What you will do:
Skip all pictures, then print the remaining material exactly.

Data lines:
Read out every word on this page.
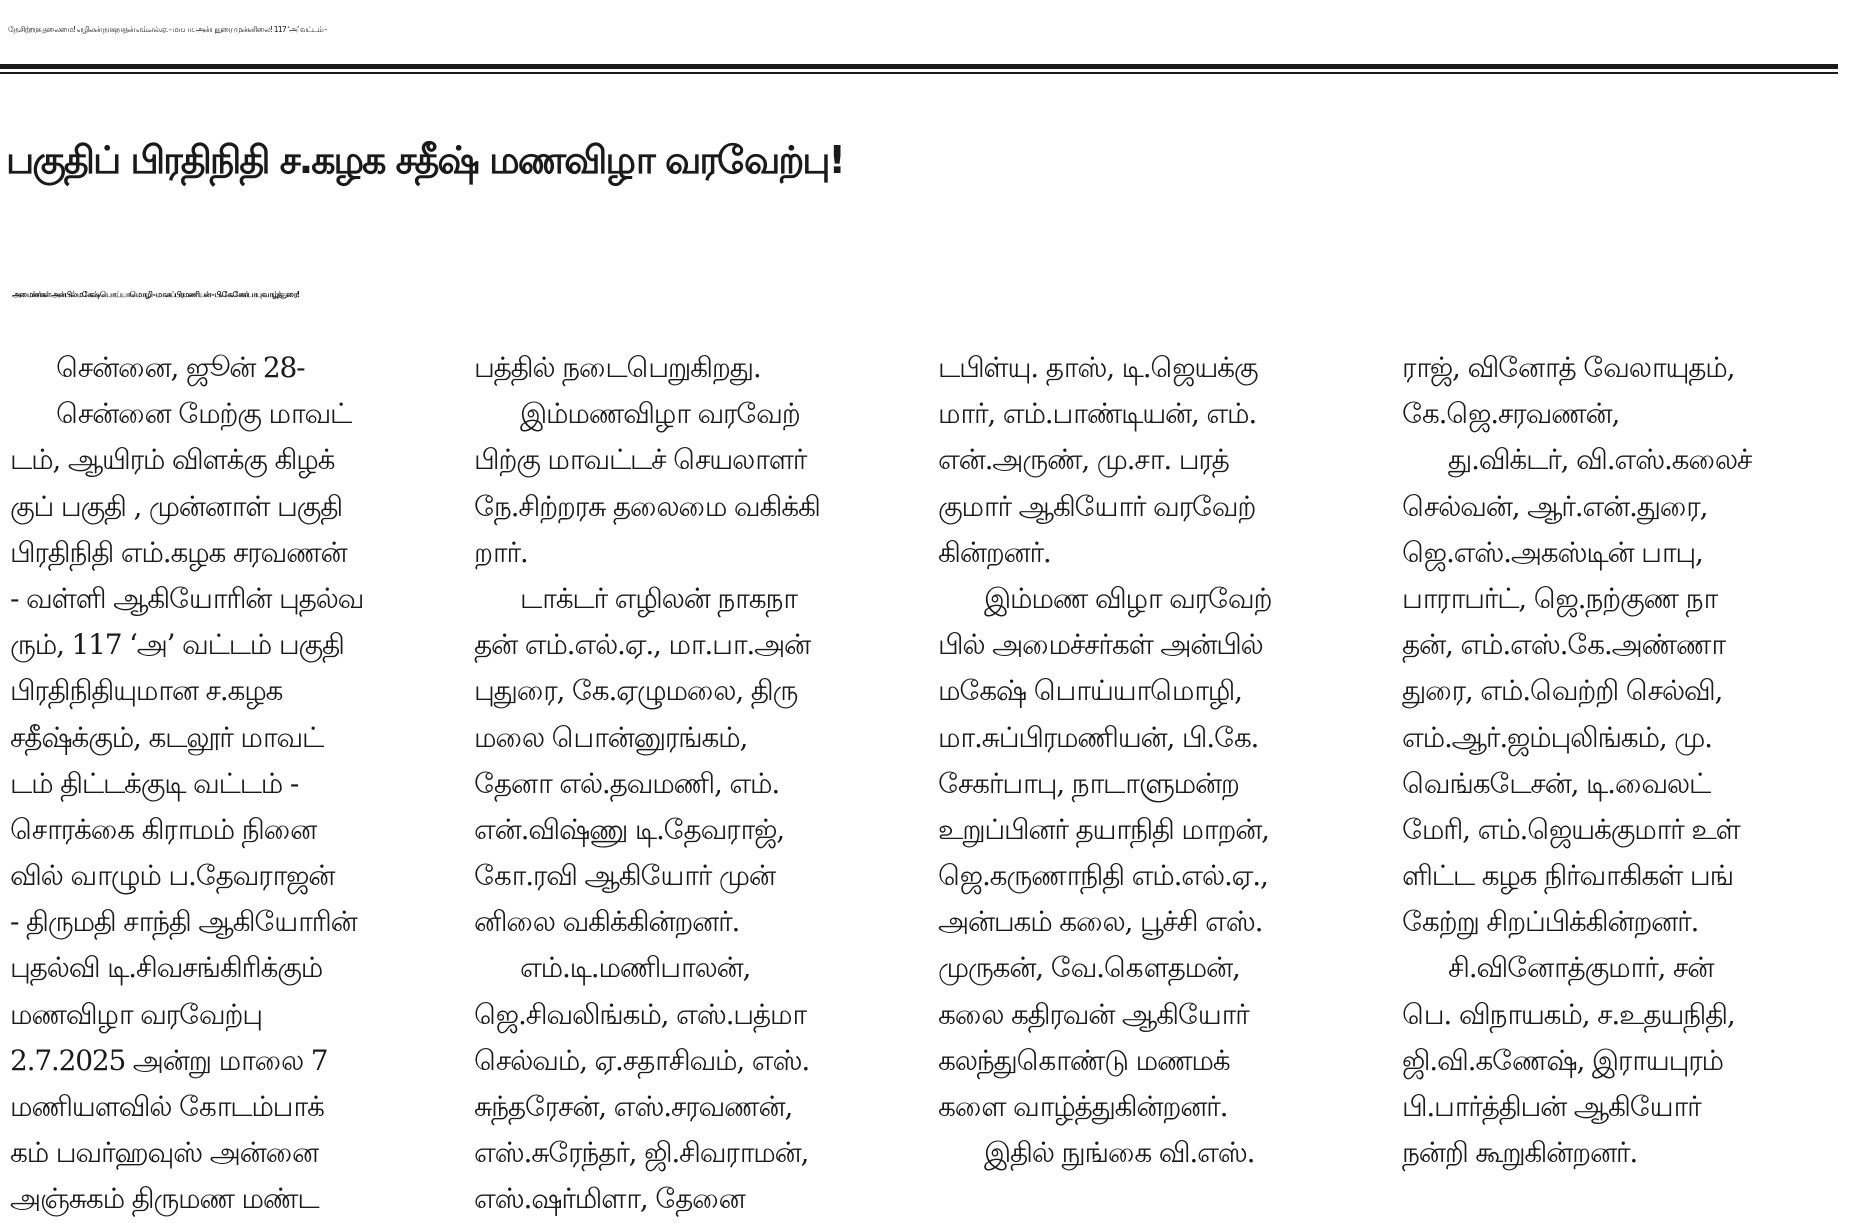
நே.சிற்றரசு தலைமை! எழிலன் நாகநாதன் எம்.எல்.ஏ. - மா.பா. அன்புதுரை முன்னிலை! 117 ‘அ’ வட்டம் -
பகுதிப் பிரதிநிதி ச.கழக சதீஷ் மணவிழா வரவேற்பு!
அமைச்சர்கள் அன்பில் மகேஷ் பொய்யாமொழி - மா.சுப்பிரமணியன் - பி.கே.சேகர்பாபு வாழ்த்துரை!
சென்னை, ஜூன் 28-
சென்னை மேற்கு மாவட்
டம், ஆயிரம் விளக்கு கிழக்
குப் பகுதி , முன்னாள் பகுதி
பிரதிநிதி எம்.கழக சரவணன்
- வள்ளி ஆகியோரின் புதல்வ
ரும், 117 ‘அ’ வட்டம் பகுதி
பிரதிநிதியுமான ச.கழக
சதீஷ்க்கும், கடலூர் மாவட்
டம் திட்டக்குடி வட்டம் -
சொரக்கை கிராமம் நினை
வில் வாழும் ப.தேவராஜன்
- திருமதி சாந்தி ஆகியோரின்
புதல்வி டி.சிவசங்கிரிக்கும்
மணவிழா வரவேற்பு
2.7.2025 அன்று மாலை 7
மணியளவில் கோடம்பாக்
கம் பவர்ஹவுஸ் அன்னை
அஞ்சுகம் திருமண மண்ட
பத்தில் நடைபெறுகிறது.
இம்மணவிழா வரவேற்
பிற்கு மாவட்டச் செயலாளர்
நே.சிற்றரசு தலைமை வகிக்கி
றார்.
டாக்டர் எழிலன் நாகநா
தன் எம்.எல்.ஏ., மா.பா.அன்
புதுரை, கே.ஏழுமலை, திரு
மலை பொன்னுரங்கம்,
தேனா எல்.தவமணி, எம்.
என்.விஷ்ணு டி.தேவராஜ்,
கோ.ரவி ஆகியோர் முன்
னிலை வகிக்கின்றனர்.
எம்.டி.மணிபாலன்,
ஜெ.சிவலிங்கம், எஸ்.பத்மா
செல்வம், ஏ.சதாசிவம், எஸ்.
சுந்தரேசன், எஸ்.சரவணன்,
எஸ்.சுரேந்தர், ஜி.சிவராமன்,
எஸ்.ஷர்மிளா, தேனை
டபிள்யு. தாஸ், டி.ஜெயக்கு
மார், எம்.பாண்டியன், எம்.
என்.அருண், மு.சா. பரத்
குமார் ஆகியோர் வரவேற்
கின்றனர்.
இம்மண விழா வரவேற்
பில் அமைச்சர்கள் அன்பில்
மகேஷ் பொய்யாமொழி,
மா.சுப்பிரமணியன், பி.கே.
சேகர்பாபு, நாடாளுமன்ற
உறுப்பினர் தயாநிதி மாறன்,
ஜெ.கருணாநிதி எம்.எல்.ஏ.,
அன்பகம் கலை, பூச்சி எஸ்.
முருகன், வே.கௌதமன்,
கலை கதிரவன் ஆகியோர்
கலந்துகொண்டு மணமக்
களை வாழ்த்துகின்றனர்.
இதில் நுங்கை வி.எஸ்.
ராஜ், வினோத் வேலாயுதம்,
கே.ஜெ.சரவணன்,
து.விக்டர், வி.எஸ்.கலைச்
செல்வன், ஆர்.என்.துரை,
ஜெ.எஸ்.அகஸ்டின் பாபு,
பாராபர்ட், ஜெ.நற்குண நா
தன், எம்.எஸ்.கே.அண்ணா
துரை, எம்.வெற்றி செல்வி,
எம்.ஆர்.ஜம்புலிங்கம், மு.
வெங்கடேசன், டி.வைலட்
மேரி, எம்.ஜெயக்குமார் உள்
ளிட்ட கழக நிர்வாகிகள் பங்
கேற்று சிறப்பிக்கின்றனர்.
சி.வினோத்குமார், சன்
பெ. விநாயகம், ச.உதயநிதி,
ஜி.வி.கணேஷ், இராயபுரம்
பி.பார்த்திபன் ஆகியோர்
நன்றி கூறுகின்றனர்.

Answer for the task:
Read out every word on this page.
நே.சிற்றரசு தலைமை! எழிலன் நாகநாதன் எம்.எல்.ஏ. - மா.பா. அன்புதுரை முன்னிலை! 117 ‘அ’ வட்டம் -
பகுதிப் பிரதிநிதி ச.கழக சதீஷ் மணவிழா வரவேற்பு!
அமைச்சர்கள் அன்பில் மகேஷ் பொய்யாமொழி - மா.சுப்பிரமணியன் - பி.கே.சேகர்பாபு வாழ்த்துரை!
சென்னை, ஜூன் 28-
சென்னை மேற்கு மாவட்
டம், ஆயிரம் விளக்கு கிழக்
குப் பகுதி , முன்னாள் பகுதி
பிரதிநிதி எம்.கழக சரவணன்
- வள்ளி ஆகியோரின் புதல்வ
ரும், 117 ‘அ’ வட்டம் பகுதி
பிரதிநிதியுமான ச.கழக
சதீஷ்க்கும், கடலூர் மாவட்
டம் திட்டக்குடி வட்டம் -
சொரக்கை கிராமம் நினை
வில் வாழும் ப.தேவராஜன்
- திருமதி சாந்தி ஆகியோரின்
புதல்வி டி.சிவசங்கிரிக்கும்
மணவிழா வரவேற்பு
2.7.2025 அன்று மாலை 7
மணியளவில் கோடம்பாக்
கம் பவர்ஹவுஸ் அன்னை
அஞ்சுகம் திருமண மண்ட
பத்தில் நடைபெறுகிறது.
இம்மணவிழா வரவேற்
பிற்கு மாவட்டச் செயலாளர்
நே.சிற்றரசு தலைமை வகிக்கி
றார்.
டாக்டர் எழிலன் நாகநா
தன் எம்.எல்.ஏ., மா.பா.அன்
புதுரை, கே.ஏழுமலை, திரு
மலை பொன்னுரங்கம்,
தேனா எல்.தவமணி, எம்.
என்.விஷ்ணு டி.தேவராஜ்,
கோ.ரவி ஆகியோர் முன்
னிலை வகிக்கின்றனர்.
எம்.டி.மணிபாலன்,
ஜெ.சிவலிங்கம், எஸ்.பத்மா
செல்வம், ஏ.சதாசிவம், எஸ்.
சுந்தரேசன், எஸ்.சரவணன்,
எஸ்.சுரேந்தர், ஜி.சிவராமன்,
எஸ்.ஷர்மிளா, தேனை
டபிள்யு. தாஸ், டி.ஜெயக்கு
மார், எம்.பாண்டியன், எம்.
என்.அருண், மு.சா. பரத்
குமார் ஆகியோர் வரவேற்
கின்றனர்.
இம்மண விழா வரவேற்
பில் அமைச்சர்கள் அன்பில்
மகேஷ் பொய்யாமொழி,
மா.சுப்பிரமணியன், பி.கே.
சேகர்பாபு, நாடாளுமன்ற
உறுப்பினர் தயாநிதி மாறன்,
ஜெ.கருணாநிதி எம்.எல்.ஏ.,
அன்பகம் கலை, பூச்சி எஸ்.
முருகன், வே.கௌதமன்,
கலை கதிரவன் ஆகியோர்
கலந்துகொண்டு மணமக்
களை வாழ்த்துகின்றனர்.
இதில் நுங்கை வி.எஸ்.
ராஜ், வினோத் வேலாயுதம்,
கே.ஜெ.சரவணன்,
து.விக்டர், வி.எஸ்.கலைச்
செல்வன், ஆர்.என்.துரை,
ஜெ.எஸ்.அகஸ்டின் பாபு,
பாராபர்ட், ஜெ.நற்குண நா
தன், எம்.எஸ்.கே.அண்ணா
துரை, எம்.வெற்றி செல்வி,
எம்.ஆர்.ஜம்புலிங்கம், மு.
வெங்கடேசன், டி.வைலட்
மேரி, எம்.ஜெயக்குமார் உள்
ளிட்ட கழக நிர்வாகிகள் பங்
கேற்று சிறப்பிக்கின்றனர்.
சி.வினோத்குமார், சன்
பெ. விநாயகம், ச.உதயநிதி,
ஜி.வி.கணேஷ், இராயபுரம்
பி.பார்த்திபன் ஆகியோர்
நன்றி கூறுகின்றனர்.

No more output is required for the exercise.